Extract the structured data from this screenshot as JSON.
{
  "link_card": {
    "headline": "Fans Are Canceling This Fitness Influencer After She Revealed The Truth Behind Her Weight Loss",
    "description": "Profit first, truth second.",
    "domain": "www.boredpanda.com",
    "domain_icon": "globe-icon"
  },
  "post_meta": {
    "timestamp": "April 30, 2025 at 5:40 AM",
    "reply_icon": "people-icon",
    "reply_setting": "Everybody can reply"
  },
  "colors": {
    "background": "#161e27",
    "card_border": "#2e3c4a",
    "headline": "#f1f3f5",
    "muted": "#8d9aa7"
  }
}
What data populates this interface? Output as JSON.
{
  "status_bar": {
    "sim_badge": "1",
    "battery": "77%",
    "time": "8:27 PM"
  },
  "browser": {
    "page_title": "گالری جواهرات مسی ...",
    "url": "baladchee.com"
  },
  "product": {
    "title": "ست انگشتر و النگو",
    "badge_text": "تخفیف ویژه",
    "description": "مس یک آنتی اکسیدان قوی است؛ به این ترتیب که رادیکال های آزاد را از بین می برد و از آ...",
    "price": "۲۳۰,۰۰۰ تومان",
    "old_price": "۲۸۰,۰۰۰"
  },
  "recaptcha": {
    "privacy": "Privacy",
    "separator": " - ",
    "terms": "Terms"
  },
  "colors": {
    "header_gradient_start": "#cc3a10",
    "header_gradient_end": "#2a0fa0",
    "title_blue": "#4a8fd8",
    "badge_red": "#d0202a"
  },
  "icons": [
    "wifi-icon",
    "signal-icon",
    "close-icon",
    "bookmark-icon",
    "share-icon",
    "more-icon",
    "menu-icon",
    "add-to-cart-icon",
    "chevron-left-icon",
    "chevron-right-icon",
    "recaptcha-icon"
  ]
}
■ ■ ■ ■ ■ ■ ■
▶ _Requirements_
Select and copy every line from the records that includes the word "JSON".

▶ _Answer to this task_
Extract the structured data from this screenshot as JSON.
What data populates this interface? Output as JSON.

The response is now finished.